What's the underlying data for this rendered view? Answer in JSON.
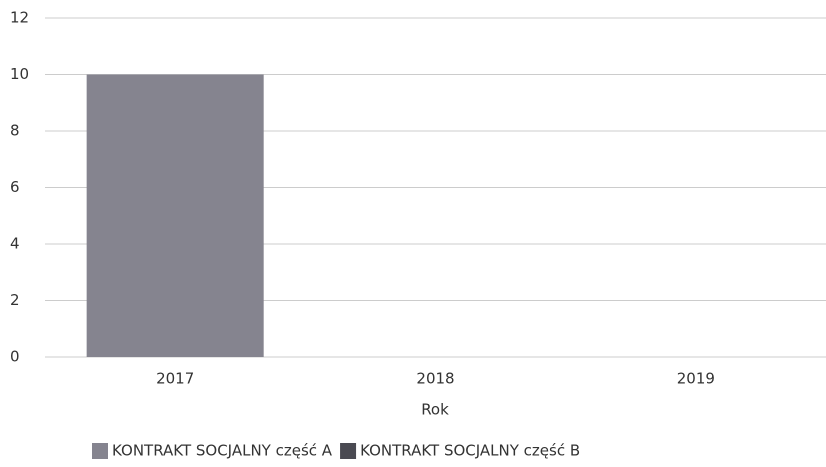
{
  "chart_data": {
    "type": "bar",
    "stacked": true,
    "categories": [
      "2017",
      "2018",
      "2019"
    ],
    "series": [
      {
        "name": "KONTRAKT SOCJALNY część A",
        "color": "#85848f",
        "values": [
          10,
          0,
          0
        ]
      },
      {
        "name": "KONTRAKT SOCJALNY część B",
        "color": "#4a4a52",
        "values": [
          0,
          0,
          0
        ]
      }
    ],
    "x_label": "Rok",
    "ylim": [
      0,
      12
    ],
    "yticks": [
      0,
      2,
      4,
      6,
      8,
      10,
      12
    ],
    "grid": true,
    "legend": "bottom"
  }
}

▶ _WHAT NEEDS TO BE DONE_
From the entries above, copy every line containing the word "name".

▶ _WRITTEN SOLUTION_
        "name": "KONTRAKT SOCJALNY część A",
        "name": "KONTRAKT SOCJALNY część B",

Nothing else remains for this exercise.